== WRITTEN EXERCISE ==
Check every line of the data below for the string "name", and copy the ones that hold it.
>> Start INPUT RECORDS
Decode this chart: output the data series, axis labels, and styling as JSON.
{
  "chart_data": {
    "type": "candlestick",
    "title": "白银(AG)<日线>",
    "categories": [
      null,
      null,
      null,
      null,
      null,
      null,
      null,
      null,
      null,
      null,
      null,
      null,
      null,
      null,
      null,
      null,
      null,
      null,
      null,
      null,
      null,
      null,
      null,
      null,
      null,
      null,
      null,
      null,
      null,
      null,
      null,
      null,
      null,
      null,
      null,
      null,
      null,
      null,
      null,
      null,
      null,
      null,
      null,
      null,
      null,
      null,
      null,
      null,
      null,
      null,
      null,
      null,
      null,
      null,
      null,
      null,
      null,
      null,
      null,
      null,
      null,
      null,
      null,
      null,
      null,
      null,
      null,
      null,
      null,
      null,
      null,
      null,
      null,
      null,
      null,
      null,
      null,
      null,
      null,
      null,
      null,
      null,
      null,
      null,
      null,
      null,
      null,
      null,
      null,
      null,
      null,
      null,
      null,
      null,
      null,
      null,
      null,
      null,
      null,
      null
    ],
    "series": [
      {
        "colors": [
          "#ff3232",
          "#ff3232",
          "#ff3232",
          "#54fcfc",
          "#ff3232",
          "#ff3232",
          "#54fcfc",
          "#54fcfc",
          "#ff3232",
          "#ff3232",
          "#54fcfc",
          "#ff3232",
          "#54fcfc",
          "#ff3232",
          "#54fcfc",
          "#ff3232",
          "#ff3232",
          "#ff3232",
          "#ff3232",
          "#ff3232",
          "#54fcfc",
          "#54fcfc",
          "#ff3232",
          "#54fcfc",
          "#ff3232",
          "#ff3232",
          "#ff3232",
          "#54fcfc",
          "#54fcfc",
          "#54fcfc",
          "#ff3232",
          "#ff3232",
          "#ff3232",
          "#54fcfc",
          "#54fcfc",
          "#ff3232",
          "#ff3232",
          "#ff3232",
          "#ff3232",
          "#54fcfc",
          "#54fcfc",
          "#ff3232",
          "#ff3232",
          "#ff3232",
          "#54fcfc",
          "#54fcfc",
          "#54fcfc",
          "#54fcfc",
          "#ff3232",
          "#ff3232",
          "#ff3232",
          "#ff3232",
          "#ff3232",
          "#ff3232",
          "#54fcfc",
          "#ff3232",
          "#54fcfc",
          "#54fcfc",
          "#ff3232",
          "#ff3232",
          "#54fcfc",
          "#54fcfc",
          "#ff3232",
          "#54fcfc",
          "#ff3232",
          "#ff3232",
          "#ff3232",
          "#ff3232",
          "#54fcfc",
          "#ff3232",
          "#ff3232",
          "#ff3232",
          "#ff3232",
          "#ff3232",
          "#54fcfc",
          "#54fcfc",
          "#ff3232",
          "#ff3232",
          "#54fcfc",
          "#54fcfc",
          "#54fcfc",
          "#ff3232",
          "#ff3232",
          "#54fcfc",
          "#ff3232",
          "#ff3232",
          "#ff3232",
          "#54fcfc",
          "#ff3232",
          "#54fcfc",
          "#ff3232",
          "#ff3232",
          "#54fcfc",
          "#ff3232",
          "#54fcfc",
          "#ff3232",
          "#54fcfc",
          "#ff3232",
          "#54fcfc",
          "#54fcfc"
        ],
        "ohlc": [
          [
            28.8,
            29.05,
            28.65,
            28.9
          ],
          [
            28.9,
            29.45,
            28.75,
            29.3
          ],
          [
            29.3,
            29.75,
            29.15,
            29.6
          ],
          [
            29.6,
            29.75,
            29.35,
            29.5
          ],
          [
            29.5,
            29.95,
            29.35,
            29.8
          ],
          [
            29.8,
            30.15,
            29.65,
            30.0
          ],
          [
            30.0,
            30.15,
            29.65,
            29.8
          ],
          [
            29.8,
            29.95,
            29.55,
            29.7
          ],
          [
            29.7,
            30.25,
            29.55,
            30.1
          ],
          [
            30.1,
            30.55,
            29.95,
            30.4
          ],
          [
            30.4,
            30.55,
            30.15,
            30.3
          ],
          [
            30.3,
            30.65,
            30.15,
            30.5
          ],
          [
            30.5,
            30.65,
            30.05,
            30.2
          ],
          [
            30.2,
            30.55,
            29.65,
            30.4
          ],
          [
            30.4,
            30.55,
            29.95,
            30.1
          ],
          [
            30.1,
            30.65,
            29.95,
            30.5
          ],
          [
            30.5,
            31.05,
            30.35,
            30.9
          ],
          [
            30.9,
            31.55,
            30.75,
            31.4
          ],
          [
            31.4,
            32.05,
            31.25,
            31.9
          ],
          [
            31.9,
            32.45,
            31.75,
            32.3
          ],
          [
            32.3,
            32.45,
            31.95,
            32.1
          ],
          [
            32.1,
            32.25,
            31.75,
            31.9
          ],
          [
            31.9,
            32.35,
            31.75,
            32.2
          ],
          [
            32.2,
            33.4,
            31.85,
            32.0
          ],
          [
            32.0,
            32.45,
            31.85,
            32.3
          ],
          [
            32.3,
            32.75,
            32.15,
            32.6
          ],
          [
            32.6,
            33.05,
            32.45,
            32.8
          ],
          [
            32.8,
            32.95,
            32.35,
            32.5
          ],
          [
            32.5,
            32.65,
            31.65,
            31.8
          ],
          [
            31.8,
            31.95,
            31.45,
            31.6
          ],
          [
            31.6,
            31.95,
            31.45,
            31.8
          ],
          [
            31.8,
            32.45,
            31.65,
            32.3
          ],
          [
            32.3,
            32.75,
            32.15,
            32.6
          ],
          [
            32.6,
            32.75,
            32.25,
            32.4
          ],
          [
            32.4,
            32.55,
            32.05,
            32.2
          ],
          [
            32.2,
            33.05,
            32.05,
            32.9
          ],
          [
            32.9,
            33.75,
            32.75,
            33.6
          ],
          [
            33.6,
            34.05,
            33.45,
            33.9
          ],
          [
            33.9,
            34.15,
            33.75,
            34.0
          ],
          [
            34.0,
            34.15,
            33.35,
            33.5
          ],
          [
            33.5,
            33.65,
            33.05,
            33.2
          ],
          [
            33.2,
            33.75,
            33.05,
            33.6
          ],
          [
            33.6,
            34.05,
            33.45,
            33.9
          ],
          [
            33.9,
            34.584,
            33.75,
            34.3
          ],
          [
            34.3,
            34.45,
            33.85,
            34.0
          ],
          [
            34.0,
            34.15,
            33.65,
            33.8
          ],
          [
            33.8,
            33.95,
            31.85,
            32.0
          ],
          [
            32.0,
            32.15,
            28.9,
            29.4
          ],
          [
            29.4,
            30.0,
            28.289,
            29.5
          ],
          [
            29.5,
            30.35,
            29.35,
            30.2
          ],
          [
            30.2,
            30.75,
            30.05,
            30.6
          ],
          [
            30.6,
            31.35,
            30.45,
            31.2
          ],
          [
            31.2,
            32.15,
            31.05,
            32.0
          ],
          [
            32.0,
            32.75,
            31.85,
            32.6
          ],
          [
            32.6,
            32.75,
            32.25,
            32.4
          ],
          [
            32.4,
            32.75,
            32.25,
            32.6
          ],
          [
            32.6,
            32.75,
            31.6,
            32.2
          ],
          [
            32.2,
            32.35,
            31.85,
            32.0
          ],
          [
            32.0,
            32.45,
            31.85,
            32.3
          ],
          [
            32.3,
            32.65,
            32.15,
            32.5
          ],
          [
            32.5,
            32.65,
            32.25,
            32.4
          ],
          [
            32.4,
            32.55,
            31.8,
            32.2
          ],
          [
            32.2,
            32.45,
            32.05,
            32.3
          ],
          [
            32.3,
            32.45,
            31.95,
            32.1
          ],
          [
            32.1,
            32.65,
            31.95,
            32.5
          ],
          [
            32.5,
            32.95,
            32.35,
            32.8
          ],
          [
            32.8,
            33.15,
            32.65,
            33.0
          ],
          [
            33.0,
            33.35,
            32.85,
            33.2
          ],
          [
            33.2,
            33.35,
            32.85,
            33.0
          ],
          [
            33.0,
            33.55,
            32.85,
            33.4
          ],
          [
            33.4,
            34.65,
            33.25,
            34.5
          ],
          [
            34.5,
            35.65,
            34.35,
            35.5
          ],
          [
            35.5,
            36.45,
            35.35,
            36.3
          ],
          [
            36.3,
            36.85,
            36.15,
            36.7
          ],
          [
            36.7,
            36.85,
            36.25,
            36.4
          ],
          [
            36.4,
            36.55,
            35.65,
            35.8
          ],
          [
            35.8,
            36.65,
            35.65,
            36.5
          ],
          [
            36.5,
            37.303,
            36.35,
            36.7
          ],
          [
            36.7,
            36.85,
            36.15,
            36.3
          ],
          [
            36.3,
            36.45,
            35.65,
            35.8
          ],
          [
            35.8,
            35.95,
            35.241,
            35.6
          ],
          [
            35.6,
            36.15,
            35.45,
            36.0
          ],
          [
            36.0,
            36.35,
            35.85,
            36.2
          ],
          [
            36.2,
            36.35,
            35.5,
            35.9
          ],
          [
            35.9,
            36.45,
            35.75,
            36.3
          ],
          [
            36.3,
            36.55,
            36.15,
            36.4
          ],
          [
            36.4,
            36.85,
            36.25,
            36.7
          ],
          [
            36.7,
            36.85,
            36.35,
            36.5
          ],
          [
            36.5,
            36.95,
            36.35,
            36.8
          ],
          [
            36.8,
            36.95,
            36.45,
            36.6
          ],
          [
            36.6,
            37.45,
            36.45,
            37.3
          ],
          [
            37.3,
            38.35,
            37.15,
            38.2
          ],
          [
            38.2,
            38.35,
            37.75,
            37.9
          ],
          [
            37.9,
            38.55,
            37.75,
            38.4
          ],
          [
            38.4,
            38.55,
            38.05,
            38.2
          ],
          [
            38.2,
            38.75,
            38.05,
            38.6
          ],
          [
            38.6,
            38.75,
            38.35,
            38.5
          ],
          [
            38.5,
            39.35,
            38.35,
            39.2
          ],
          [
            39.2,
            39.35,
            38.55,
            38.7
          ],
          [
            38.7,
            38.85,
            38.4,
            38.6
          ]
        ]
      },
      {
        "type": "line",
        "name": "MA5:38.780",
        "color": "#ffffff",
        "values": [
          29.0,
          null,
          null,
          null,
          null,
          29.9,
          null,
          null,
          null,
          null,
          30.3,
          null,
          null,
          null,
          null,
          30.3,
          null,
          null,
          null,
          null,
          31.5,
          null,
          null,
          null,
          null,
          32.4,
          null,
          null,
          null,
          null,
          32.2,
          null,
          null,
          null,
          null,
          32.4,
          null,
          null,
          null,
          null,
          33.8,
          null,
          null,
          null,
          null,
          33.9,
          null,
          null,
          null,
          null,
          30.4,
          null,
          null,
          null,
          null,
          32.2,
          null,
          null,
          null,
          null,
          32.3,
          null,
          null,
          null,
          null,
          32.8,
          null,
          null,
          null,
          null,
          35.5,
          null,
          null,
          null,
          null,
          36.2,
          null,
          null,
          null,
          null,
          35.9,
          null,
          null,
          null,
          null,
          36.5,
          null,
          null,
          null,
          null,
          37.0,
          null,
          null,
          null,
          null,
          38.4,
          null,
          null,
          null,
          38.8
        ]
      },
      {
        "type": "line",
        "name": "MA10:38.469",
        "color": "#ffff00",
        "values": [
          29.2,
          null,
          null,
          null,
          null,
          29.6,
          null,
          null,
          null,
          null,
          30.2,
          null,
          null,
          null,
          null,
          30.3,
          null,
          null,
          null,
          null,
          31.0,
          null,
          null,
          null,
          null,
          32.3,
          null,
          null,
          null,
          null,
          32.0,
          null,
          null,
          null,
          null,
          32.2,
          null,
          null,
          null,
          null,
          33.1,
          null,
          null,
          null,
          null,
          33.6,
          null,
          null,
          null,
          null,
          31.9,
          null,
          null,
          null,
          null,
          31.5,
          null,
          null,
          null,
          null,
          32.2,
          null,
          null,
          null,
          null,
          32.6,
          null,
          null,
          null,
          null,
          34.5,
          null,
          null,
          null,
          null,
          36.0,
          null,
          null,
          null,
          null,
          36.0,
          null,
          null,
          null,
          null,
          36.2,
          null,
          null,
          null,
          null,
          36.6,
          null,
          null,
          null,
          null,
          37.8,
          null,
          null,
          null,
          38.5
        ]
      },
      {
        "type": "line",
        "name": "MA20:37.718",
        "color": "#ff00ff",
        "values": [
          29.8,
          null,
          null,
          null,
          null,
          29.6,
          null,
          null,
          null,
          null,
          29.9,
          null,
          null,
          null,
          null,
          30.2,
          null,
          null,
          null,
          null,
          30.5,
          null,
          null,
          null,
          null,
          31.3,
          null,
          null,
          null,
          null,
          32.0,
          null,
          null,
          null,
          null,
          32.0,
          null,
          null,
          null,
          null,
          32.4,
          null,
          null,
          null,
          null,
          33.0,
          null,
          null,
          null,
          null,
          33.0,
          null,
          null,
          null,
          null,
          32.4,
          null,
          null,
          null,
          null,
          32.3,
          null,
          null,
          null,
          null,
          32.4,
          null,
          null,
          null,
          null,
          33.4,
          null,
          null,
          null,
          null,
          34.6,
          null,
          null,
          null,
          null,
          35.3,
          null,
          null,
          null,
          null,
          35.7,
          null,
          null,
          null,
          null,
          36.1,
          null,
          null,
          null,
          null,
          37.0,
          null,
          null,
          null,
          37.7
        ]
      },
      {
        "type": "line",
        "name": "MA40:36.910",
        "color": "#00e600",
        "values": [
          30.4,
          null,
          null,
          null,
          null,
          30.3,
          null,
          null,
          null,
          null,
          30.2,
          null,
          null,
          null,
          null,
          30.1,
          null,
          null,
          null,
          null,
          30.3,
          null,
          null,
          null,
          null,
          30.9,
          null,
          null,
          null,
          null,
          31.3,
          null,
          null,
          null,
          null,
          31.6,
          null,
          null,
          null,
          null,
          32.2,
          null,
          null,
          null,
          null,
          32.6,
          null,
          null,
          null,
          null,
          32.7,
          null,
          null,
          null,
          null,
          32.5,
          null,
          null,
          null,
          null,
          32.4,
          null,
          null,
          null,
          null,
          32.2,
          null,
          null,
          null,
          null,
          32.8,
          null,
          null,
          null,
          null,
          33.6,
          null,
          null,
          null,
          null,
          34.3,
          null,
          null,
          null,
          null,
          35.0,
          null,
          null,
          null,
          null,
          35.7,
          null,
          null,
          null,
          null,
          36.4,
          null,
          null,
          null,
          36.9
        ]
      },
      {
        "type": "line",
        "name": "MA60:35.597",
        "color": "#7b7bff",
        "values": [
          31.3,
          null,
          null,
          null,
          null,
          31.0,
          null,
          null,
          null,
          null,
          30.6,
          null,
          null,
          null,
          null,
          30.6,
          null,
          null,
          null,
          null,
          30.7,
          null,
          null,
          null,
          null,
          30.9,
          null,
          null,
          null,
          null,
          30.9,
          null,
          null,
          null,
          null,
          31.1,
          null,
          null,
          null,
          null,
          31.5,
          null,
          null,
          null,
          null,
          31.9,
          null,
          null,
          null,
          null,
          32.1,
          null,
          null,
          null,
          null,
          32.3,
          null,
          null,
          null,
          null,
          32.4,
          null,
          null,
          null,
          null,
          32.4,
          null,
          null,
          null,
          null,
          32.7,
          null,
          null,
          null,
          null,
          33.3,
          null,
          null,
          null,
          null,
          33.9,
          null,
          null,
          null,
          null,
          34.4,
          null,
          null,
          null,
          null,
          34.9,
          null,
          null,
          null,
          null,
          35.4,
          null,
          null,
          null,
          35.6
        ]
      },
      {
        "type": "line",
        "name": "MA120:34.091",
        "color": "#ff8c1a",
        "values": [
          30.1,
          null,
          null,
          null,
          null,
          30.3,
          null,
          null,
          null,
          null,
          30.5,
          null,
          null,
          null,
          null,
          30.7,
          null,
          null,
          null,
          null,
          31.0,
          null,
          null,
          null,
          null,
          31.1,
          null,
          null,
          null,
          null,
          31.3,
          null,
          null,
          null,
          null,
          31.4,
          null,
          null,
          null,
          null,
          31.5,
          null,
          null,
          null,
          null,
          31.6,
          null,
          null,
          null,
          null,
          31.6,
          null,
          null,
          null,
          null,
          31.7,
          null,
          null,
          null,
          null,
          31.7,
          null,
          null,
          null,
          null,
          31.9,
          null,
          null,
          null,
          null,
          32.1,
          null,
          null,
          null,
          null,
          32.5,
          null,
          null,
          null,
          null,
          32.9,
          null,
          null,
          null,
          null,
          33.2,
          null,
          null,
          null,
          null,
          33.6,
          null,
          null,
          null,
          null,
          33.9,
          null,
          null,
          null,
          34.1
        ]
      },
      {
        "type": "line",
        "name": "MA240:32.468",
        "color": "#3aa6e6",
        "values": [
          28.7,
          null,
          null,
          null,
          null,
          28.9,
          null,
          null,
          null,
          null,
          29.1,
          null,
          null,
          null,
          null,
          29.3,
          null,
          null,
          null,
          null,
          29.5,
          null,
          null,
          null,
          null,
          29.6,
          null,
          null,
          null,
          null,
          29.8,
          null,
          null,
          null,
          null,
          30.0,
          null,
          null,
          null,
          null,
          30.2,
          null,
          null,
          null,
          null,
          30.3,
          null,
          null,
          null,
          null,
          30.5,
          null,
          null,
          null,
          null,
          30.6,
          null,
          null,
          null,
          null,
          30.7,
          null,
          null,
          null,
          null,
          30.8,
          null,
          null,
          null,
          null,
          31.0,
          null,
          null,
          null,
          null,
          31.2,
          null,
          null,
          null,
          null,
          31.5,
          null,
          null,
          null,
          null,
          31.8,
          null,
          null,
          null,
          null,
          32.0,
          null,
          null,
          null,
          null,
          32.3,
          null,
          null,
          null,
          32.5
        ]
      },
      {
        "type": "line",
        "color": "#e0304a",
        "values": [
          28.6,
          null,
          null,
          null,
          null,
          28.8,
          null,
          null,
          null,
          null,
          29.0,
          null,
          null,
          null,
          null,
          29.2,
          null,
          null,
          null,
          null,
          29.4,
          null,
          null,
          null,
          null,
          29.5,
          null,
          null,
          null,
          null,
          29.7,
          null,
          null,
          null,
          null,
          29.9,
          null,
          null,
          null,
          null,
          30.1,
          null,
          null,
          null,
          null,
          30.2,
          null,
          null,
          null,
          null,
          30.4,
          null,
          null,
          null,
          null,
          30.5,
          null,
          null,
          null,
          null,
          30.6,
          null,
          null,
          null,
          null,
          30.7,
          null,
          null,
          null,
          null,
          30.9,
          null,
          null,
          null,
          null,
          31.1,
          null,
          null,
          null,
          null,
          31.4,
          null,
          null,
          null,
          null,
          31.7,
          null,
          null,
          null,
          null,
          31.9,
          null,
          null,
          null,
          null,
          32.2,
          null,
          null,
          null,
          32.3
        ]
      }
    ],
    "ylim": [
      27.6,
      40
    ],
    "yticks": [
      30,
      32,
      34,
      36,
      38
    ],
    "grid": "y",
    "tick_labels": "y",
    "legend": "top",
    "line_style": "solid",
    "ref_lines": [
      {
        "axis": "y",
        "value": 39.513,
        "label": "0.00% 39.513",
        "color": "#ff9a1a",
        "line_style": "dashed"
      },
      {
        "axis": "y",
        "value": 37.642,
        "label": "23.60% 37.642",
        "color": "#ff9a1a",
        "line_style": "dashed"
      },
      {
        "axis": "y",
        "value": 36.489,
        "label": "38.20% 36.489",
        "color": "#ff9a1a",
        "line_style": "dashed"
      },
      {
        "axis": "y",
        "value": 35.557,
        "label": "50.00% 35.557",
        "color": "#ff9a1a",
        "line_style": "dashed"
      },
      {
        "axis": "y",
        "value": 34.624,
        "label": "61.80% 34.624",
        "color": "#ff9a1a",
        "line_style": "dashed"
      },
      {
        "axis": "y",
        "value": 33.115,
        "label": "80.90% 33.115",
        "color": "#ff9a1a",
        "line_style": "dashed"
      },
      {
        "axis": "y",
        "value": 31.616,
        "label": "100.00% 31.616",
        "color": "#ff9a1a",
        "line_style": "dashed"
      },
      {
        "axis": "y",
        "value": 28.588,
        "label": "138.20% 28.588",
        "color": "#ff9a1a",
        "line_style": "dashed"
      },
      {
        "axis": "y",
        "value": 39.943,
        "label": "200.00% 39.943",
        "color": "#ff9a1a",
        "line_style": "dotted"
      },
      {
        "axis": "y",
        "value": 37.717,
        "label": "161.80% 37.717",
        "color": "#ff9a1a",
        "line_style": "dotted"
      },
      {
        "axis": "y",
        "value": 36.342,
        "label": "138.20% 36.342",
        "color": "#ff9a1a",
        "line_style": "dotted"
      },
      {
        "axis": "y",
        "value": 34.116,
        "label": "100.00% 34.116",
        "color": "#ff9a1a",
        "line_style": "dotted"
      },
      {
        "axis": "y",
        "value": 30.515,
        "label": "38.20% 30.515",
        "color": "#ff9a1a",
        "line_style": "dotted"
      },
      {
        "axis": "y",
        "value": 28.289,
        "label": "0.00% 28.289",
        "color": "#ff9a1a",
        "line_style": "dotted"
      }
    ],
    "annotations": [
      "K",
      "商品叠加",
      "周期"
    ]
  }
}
>> End INPUT RECORDS
== SOLUTION ==
        "name": "MA5:38.780",
        "name": "MA10:38.469",
        "name": "MA20:37.718",
        "name": "MA40:36.910",
        "name": "MA60:35.597",
        "name": "MA120:34.091",
        "name": "MA240:32.468",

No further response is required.